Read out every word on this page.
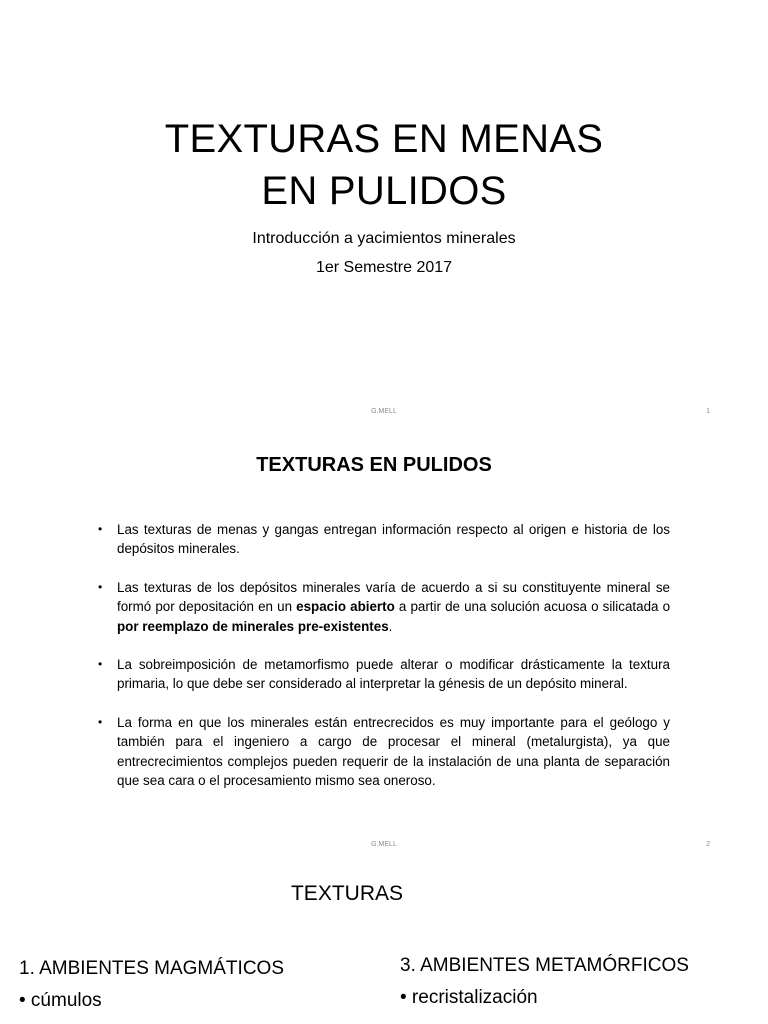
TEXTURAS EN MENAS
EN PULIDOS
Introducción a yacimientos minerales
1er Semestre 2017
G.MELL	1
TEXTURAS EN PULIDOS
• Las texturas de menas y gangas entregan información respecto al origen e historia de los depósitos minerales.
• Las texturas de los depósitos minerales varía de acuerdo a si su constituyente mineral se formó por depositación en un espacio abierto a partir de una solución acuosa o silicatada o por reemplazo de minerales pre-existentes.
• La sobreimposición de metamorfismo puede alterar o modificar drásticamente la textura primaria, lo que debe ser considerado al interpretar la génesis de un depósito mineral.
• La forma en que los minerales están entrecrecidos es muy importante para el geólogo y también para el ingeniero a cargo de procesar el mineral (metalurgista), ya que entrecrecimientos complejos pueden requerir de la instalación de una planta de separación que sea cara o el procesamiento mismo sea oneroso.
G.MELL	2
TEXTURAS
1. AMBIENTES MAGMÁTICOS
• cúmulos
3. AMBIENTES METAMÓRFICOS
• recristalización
___
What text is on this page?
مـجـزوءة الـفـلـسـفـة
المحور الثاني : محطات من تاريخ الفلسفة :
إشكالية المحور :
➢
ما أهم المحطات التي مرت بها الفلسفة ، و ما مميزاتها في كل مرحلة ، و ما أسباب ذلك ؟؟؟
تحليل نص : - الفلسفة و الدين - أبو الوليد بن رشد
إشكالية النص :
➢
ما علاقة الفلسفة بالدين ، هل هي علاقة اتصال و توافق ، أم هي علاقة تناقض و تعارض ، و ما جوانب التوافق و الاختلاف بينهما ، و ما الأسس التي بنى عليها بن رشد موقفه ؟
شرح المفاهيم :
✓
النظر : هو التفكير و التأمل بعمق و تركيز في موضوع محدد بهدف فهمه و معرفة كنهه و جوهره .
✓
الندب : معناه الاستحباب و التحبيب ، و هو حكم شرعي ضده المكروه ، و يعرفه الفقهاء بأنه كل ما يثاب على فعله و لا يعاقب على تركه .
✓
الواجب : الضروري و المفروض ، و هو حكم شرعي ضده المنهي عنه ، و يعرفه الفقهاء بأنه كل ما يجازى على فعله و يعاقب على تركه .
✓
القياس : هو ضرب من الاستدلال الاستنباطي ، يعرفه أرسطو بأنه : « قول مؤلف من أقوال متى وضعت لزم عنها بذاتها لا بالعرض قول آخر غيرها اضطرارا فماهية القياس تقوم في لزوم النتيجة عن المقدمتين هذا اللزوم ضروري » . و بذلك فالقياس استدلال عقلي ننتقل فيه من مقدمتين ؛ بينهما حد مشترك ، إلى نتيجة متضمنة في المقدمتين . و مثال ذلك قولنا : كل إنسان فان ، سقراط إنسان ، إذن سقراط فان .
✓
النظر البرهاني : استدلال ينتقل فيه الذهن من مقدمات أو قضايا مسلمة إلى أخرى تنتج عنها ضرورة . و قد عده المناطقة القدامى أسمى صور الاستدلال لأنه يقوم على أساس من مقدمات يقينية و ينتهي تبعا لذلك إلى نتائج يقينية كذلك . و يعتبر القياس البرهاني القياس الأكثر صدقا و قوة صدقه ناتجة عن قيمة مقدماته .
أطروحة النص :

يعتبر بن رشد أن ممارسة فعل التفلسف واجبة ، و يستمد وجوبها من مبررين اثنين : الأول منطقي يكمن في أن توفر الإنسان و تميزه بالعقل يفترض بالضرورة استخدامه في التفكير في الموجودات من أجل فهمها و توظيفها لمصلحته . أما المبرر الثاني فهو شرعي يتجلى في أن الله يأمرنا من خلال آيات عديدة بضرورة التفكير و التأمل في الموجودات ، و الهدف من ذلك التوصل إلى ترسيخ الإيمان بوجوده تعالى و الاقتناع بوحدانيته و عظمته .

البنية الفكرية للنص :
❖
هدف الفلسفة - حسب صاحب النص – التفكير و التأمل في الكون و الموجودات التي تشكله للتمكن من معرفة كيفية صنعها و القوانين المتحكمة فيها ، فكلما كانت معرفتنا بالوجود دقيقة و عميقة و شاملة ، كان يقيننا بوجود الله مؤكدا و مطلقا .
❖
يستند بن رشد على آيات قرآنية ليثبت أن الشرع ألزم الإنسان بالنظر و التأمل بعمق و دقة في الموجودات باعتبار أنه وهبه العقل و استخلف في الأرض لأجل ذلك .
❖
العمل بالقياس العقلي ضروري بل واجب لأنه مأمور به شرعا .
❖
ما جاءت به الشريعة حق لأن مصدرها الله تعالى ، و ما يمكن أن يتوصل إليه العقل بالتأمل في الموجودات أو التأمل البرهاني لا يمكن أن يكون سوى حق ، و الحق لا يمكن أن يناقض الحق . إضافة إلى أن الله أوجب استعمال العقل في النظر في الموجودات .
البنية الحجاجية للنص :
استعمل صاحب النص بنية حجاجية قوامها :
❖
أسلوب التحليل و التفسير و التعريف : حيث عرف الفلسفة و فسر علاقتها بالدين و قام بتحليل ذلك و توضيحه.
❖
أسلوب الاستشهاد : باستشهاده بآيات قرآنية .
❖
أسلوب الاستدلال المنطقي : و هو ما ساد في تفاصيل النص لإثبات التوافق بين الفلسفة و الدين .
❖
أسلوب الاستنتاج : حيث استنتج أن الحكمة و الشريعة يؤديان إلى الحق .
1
___
_STATED TASK:_ Return each full line of the entries that contains the word "تركه".

_THE ANSWER:_
الندب : معناه الاستحباب و التحبيب ، و هو حكم شرعي ضده المكروه ، و يعرفه الفقهاء بأنه كل ما يثاب على فعله و لا يعاقب على تركه .
الواجب : الضروري و المفروض ، و هو حكم شرعي ضده المنهي عنه ، و يعرفه الفقهاء بأنه كل ما يجازى على فعله و يعاقب على تركه .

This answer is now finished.